● TASK MATERIAL:
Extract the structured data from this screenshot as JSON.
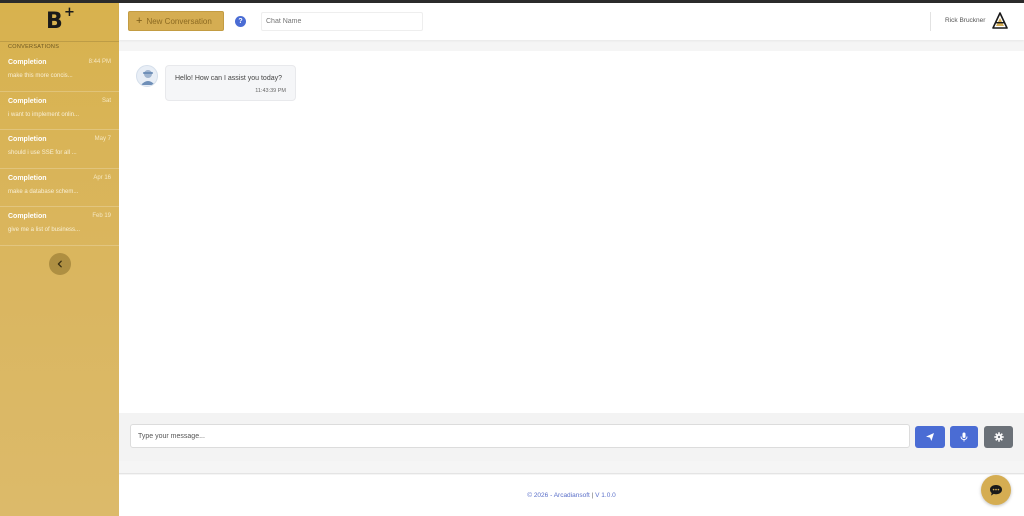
{
  "brand": {
    "logo_letter": "B",
    "logo_plus": "+"
  },
  "sidebar": {
    "section_label": "CONVERSATIONS",
    "conversations": [
      {
        "title": "Completion",
        "date": "8:44 PM",
        "snippet": "make this more concis..."
      },
      {
        "title": "Completion",
        "date": "Sat",
        "snippet": "i want to implement onlin..."
      },
      {
        "title": "Completion",
        "date": "May 7",
        "snippet": "should i use SSE for all ..."
      },
      {
        "title": "Completion",
        "date": "Apr 16",
        "snippet": "make a database schem..."
      },
      {
        "title": "Completion",
        "date": "Feb 19",
        "snippet": "give me a list of business..."
      }
    ],
    "collapse_icon": "chevron-left-icon"
  },
  "header": {
    "new_conversation_label": "New Conversation",
    "help_label": "?",
    "chat_name_placeholder": "Chat Name",
    "user_name": "Rick Bruckner"
  },
  "messages": [
    {
      "sender": "assistant",
      "text": "Hello! How can I assist you today?",
      "time": "11:43:39 PM"
    }
  ],
  "composer": {
    "placeholder": "Type your message...",
    "send_icon": "send-icon",
    "mic_icon": "microphone-icon",
    "settings_icon": "gear-icon"
  },
  "footer": {
    "copyright_prefix": "© 2026 - Arcadiansoft",
    "separator": "|",
    "version": "V 1.0.0"
  },
  "colors": {
    "sidebar_gold": "#d8b24e",
    "accent_blue": "#4a6cd4",
    "settings_gray": "#6b7178"
  }
}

● STATED EXERCISE: Omit pictures; set down the rest of the material word for word.

● SOLVED PROBLEM:
Extract the structured data from this screenshot as JSON.
{
  "brand": {
    "logo_letter": "B",
    "logo_plus": "+"
  },
  "sidebar": {
    "section_label": "CONVERSATIONS",
    "conversations": [
      {
        "title": "Completion",
        "date": "8:44 PM",
        "snippet": "make this more concis..."
      },
      {
        "title": "Completion",
        "date": "Sat",
        "snippet": "i want to implement onlin..."
      },
      {
        "title": "Completion",
        "date": "May 7",
        "snippet": "should i use SSE for all ..."
      },
      {
        "title": "Completion",
        "date": "Apr 16",
        "snippet": "make a database schem..."
      },
      {
        "title": "Completion",
        "date": "Feb 19",
        "snippet": "give me a list of business..."
      }
    ],
    "collapse_icon": "chevron-left-icon"
  },
  "header": {
    "new_conversation_label": "New Conversation",
    "help_label": "?",
    "chat_name_placeholder": "Chat Name",
    "user_name": "Rick Bruckner"
  },
  "messages": [
    {
      "sender": "assistant",
      "text": "Hello! How can I assist you today?",
      "time": "11:43:39 PM"
    }
  ],
  "composer": {
    "placeholder": "Type your message...",
    "send_icon": "send-icon",
    "mic_icon": "microphone-icon",
    "settings_icon": "gear-icon"
  },
  "footer": {
    "copyright_prefix": "© 2026 - Arcadiansoft",
    "separator": "|",
    "version": "V 1.0.0"
  },
  "colors": {
    "sidebar_gold": "#d8b24e",
    "accent_blue": "#4a6cd4",
    "settings_gray": "#6b7178"
  }
}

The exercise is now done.